**PROMPT:** Write out, precisely and in full, each line of the material.

"""

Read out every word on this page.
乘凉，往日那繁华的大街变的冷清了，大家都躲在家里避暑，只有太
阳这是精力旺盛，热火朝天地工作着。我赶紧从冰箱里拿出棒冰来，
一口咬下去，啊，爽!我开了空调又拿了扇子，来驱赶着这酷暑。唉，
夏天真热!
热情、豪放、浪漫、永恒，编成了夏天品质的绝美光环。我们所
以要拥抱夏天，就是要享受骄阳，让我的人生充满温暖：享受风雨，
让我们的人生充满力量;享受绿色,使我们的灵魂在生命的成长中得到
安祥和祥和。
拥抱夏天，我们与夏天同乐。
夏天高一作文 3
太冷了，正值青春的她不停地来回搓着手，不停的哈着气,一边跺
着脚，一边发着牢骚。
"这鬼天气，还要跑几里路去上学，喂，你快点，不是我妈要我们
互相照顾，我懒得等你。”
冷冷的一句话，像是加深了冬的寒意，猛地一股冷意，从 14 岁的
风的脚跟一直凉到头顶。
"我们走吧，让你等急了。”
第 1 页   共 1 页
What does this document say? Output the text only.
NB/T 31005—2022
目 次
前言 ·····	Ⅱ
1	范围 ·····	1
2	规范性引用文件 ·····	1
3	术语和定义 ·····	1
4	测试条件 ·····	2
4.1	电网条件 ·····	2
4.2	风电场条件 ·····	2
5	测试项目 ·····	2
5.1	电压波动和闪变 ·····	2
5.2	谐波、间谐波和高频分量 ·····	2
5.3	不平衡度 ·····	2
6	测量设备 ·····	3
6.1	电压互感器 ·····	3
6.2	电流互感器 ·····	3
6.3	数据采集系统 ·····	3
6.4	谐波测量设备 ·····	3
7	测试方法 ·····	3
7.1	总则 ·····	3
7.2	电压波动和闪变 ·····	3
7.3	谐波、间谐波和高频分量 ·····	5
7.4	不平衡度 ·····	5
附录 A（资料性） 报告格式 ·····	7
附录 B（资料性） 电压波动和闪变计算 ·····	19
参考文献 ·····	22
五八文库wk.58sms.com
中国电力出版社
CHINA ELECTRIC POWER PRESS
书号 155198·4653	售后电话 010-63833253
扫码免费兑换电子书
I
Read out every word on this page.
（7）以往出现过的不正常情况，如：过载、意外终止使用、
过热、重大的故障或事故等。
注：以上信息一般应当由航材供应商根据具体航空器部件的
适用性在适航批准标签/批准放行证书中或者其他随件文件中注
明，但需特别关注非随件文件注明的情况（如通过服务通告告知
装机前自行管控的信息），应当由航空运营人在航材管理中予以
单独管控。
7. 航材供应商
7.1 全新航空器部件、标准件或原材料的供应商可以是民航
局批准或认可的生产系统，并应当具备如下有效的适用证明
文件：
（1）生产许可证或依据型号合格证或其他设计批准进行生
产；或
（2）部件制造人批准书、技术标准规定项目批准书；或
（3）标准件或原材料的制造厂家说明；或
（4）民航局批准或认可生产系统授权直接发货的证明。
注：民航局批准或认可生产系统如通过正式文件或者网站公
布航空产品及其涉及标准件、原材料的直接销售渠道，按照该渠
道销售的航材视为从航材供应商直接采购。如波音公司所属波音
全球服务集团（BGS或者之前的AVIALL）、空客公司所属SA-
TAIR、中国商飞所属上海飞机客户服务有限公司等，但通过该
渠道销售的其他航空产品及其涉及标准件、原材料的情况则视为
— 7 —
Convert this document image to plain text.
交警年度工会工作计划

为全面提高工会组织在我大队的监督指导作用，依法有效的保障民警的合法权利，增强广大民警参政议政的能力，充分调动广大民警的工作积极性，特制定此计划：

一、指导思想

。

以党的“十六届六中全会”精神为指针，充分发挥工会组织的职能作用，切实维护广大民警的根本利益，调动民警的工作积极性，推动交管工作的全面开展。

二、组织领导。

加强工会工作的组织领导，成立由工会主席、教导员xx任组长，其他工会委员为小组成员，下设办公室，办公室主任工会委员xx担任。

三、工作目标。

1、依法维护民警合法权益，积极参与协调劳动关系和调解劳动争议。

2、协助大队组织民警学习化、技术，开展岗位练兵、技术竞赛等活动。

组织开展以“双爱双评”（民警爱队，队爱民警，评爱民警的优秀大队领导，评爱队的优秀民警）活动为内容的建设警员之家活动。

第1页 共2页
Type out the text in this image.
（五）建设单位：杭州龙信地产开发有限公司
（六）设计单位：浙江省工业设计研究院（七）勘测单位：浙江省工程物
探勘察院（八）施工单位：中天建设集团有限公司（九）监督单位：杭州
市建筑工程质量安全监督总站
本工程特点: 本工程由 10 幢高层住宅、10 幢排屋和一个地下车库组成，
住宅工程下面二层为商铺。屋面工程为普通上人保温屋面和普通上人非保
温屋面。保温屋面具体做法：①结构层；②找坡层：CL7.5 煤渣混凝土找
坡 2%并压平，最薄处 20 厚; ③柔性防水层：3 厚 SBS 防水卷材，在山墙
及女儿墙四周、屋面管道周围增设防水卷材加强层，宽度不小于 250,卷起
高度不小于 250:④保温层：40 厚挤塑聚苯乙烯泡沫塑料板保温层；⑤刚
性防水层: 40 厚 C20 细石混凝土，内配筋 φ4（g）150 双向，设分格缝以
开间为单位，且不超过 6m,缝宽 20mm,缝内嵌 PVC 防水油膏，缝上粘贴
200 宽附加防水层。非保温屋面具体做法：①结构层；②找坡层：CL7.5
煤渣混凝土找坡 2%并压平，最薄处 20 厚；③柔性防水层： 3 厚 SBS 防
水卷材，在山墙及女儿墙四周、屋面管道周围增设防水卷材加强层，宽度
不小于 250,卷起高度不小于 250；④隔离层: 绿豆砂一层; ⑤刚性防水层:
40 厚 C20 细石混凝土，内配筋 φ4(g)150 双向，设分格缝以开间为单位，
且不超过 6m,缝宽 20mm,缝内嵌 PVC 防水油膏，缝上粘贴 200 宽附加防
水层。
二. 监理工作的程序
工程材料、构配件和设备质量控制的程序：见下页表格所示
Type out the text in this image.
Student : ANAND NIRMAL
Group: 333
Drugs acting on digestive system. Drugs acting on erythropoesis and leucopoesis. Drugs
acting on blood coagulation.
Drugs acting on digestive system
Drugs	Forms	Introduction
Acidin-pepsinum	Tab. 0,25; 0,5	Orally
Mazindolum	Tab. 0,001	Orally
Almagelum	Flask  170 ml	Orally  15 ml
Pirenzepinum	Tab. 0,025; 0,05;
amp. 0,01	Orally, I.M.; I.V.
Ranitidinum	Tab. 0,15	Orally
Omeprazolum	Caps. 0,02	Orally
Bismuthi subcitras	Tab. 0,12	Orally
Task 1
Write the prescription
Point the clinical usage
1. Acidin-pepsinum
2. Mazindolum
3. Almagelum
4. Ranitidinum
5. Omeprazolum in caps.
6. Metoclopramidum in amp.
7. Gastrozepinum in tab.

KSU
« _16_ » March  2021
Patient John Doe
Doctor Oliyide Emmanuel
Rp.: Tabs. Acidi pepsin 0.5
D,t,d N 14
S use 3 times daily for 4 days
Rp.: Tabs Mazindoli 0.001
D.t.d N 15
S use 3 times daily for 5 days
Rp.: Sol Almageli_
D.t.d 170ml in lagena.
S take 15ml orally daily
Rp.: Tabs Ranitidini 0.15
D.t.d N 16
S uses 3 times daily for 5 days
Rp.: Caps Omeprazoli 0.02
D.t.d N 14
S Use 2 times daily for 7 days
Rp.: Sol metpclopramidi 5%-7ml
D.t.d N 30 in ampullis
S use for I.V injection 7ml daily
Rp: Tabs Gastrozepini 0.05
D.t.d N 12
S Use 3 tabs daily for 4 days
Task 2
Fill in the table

"""

**FINISHED TASK:**
Read out every word on this page.
乘凉，往日那繁华的大街变的冷清了，大家都躲在家里避暑，只有太
阳这是精力旺盛，热火朝天地工作着。我赶紧从冰箱里拿出棒冰来，
一口咬下去，啊，爽!我开了空调又拿了扇子，来驱赶着这酷暑。唉，
夏天真热!
热情、豪放、浪漫、永恒，编成了夏天品质的绝美光环。我们所
以要拥抱夏天，就是要享受骄阳，让我的人生充满温暖：享受风雨，
让我们的人生充满力量;享受绿色,使我们的灵魂在生命的成长中得到
安祥和祥和。
拥抱夏天，我们与夏天同乐。
夏天高一作文 3
太冷了，正值青春的她不停地来回搓着手，不停的哈着气,一边跺
着脚，一边发着牢骚。
"这鬼天气，还要跑几里路去上学，喂，你快点，不是我妈要我们
互相照顾，我懒得等你。”
冷冷的一句话，像是加深了冬的寒意，猛地一股冷意，从 14 岁的
风的脚跟一直凉到头顶。
"我们走吧，让你等急了。”
第 1 页   共 1 页
What does this document say? Output the text only.
NB/T 31005—2022
目 次
前言 ·····	Ⅱ
1	范围 ·····	1
2	规范性引用文件 ·····	1
3	术语和定义 ·····	1
4	测试条件 ·····	2
4.1	电网条件 ·····	2
4.2	风电场条件 ·····	2
5	测试项目 ·····	2
5.1	电压波动和闪变 ·····	2
5.2	谐波、间谐波和高频分量 ·····	2
5.3	不平衡度 ·····	2
6	测量设备 ·····	3
6.1	电压互感器 ·····	3
6.2	电流互感器 ·····	3
6.3	数据采集系统 ·····	3
6.4	谐波测量设备 ·····	3
7	测试方法 ·····	3
7.1	总则 ·····	3
7.2	电压波动和闪变 ·····	3
7.3	谐波、间谐波和高频分量 ·····	5
7.4	不平衡度 ·····	5
附录 A（资料性） 报告格式 ·····	7
附录 B（资料性） 电压波动和闪变计算 ·····	19
参考文献 ·····	22
五八文库wk.58sms.com
中国电力出版社
CHINA ELECTRIC POWER PRESS
书号 155198·4653	售后电话 010-63833253
扫码免费兑换电子书
I
Read out every word on this page.
（7）以往出现过的不正常情况，如：过载、意外终止使用、
过热、重大的故障或事故等。
注：以上信息一般应当由航材供应商根据具体航空器部件的
适用性在适航批准标签/批准放行证书中或者其他随件文件中注
明，但需特别关注非随件文件注明的情况（如通过服务通告告知
装机前自行管控的信息），应当由航空运营人在航材管理中予以
单独管控。
7. 航材供应商
7.1 全新航空器部件、标准件或原材料的供应商可以是民航
局批准或认可的生产系统，并应当具备如下有效的适用证明
文件：
（1）生产许可证或依据型号合格证或其他设计批准进行生
产；或
（2）部件制造人批准书、技术标准规定项目批准书；或
（3）标准件或原材料的制造厂家说明；或
（4）民航局批准或认可生产系统授权直接发货的证明。
注：民航局批准或认可生产系统如通过正式文件或者网站公
布航空产品及其涉及标准件、原材料的直接销售渠道，按照该渠
道销售的航材视为从航材供应商直接采购。如波音公司所属波音
全球服务集团（BGS或者之前的AVIALL）、空客公司所属SA-
TAIR、中国商飞所属上海飞机客户服务有限公司等，但通过该
渠道销售的其他航空产品及其涉及标准件、原材料的情况则视为
— 7 —
Convert this document image to plain text.
交警年度工会工作计划

为全面提高工会组织在我大队的监督指导作用，依法有效的保障民警的合法权利，增强广大民警参政议政的能力，充分调动广大民警的工作积极性，特制定此计划：

一、指导思想

。

以党的“十六届六中全会”精神为指针，充分发挥工会组织的职能作用，切实维护广大民警的根本利益，调动民警的工作积极性，推动交管工作的全面开展。

二、组织领导。

加强工会工作的组织领导，成立由工会主席、教导员xx任组长，其他工会委员为小组成员，下设办公室，办公室主任工会委员xx担任。

三、工作目标。

1、依法维护民警合法权益，积极参与协调劳动关系和调解劳动争议。

2、协助大队组织民警学习化、技术，开展岗位练兵、技术竞赛等活动。

组织开展以“双爱双评”（民警爱队，队爱民警，评爱民警的优秀大队领导，评爱队的优秀民警）活动为内容的建设警员之家活动。

第1页 共2页
Type out the text in this image.
（五）建设单位：杭州龙信地产开发有限公司
（六）设计单位：浙江省工业设计研究院（七）勘测单位：浙江省工程物
探勘察院（八）施工单位：中天建设集团有限公司（九）监督单位：杭州
市建筑工程质量安全监督总站
本工程特点: 本工程由 10 幢高层住宅、10 幢排屋和一个地下车库组成，
住宅工程下面二层为商铺。屋面工程为普通上人保温屋面和普通上人非保
温屋面。保温屋面具体做法：①结构层；②找坡层：CL7.5 煤渣混凝土找
坡 2%并压平，最薄处 20 厚; ③柔性防水层：3 厚 SBS 防水卷材，在山墙
及女儿墙四周、屋面管道周围增设防水卷材加强层，宽度不小于 250,卷起
高度不小于 250:④保温层：40 厚挤塑聚苯乙烯泡沫塑料板保温层；⑤刚
性防水层: 40 厚 C20 细石混凝土，内配筋 φ4（g）150 双向，设分格缝以
开间为单位，且不超过 6m,缝宽 20mm,缝内嵌 PVC 防水油膏，缝上粘贴
200 宽附加防水层。非保温屋面具体做法：①结构层；②找坡层：CL7.5
煤渣混凝土找坡 2%并压平，最薄处 20 厚；③柔性防水层： 3 厚 SBS 防
水卷材，在山墙及女儿墙四周、屋面管道周围增设防水卷材加强层，宽度
不小于 250,卷起高度不小于 250；④隔离层: 绿豆砂一层; ⑤刚性防水层:
40 厚 C20 细石混凝土，内配筋 φ4(g)150 双向，设分格缝以开间为单位，
且不超过 6m,缝宽 20mm,缝内嵌 PVC 防水油膏，缝上粘贴 200 宽附加防
水层。
二. 监理工作的程序
工程材料、构配件和设备质量控制的程序：见下页表格所示
Type out the text in this image.
Student : ANAND NIRMAL
Group: 333
Drugs acting on digestive system. Drugs acting on erythropoesis and leucopoesis. Drugs
acting on blood coagulation.
Drugs acting on digestive system
Drugs	Forms	Introduction
Acidin-pepsinum	Tab. 0,25; 0,5	Orally
Mazindolum	Tab. 0,001	Orally
Almagelum	Flask  170 ml	Orally  15 ml
Pirenzepinum	Tab. 0,025; 0,05;
amp. 0,01	Orally, I.M.; I.V.
Ranitidinum	Tab. 0,15	Orally
Omeprazolum	Caps. 0,02	Orally
Bismuthi subcitras	Tab. 0,12	Orally
Task 1
Write the prescription
Point the clinical usage
1. Acidin-pepsinum
2. Mazindolum
3. Almagelum
4. Ranitidinum
5. Omeprazolum in caps.
6. Metoclopramidum in amp.
7. Gastrozepinum in tab.

KSU
« _16_ » March  2021
Patient John Doe
Doctor Oliyide Emmanuel
Rp.: Tabs. Acidi pepsin 0.5
D,t,d N 14
S use 3 times daily for 4 days
Rp.: Tabs Mazindoli 0.001
D.t.d N 15
S use 3 times daily for 5 days
Rp.: Sol Almageli_
D.t.d 170ml in lagena.
S take 15ml orally daily
Rp.: Tabs Ranitidini 0.15
D.t.d N 16
S uses 3 times daily for 5 days
Rp.: Caps Omeprazoli 0.02
D.t.d N 14
S Use 2 times daily for 7 days
Rp.: Sol metpclopramidi 5%-7ml
D.t.d N 30 in ampullis
S use for I.V injection 7ml daily
Rp: Tabs Gastrozepini 0.05
D.t.d N 12
S Use 3 tabs daily for 4 days
Task 2
Fill in the table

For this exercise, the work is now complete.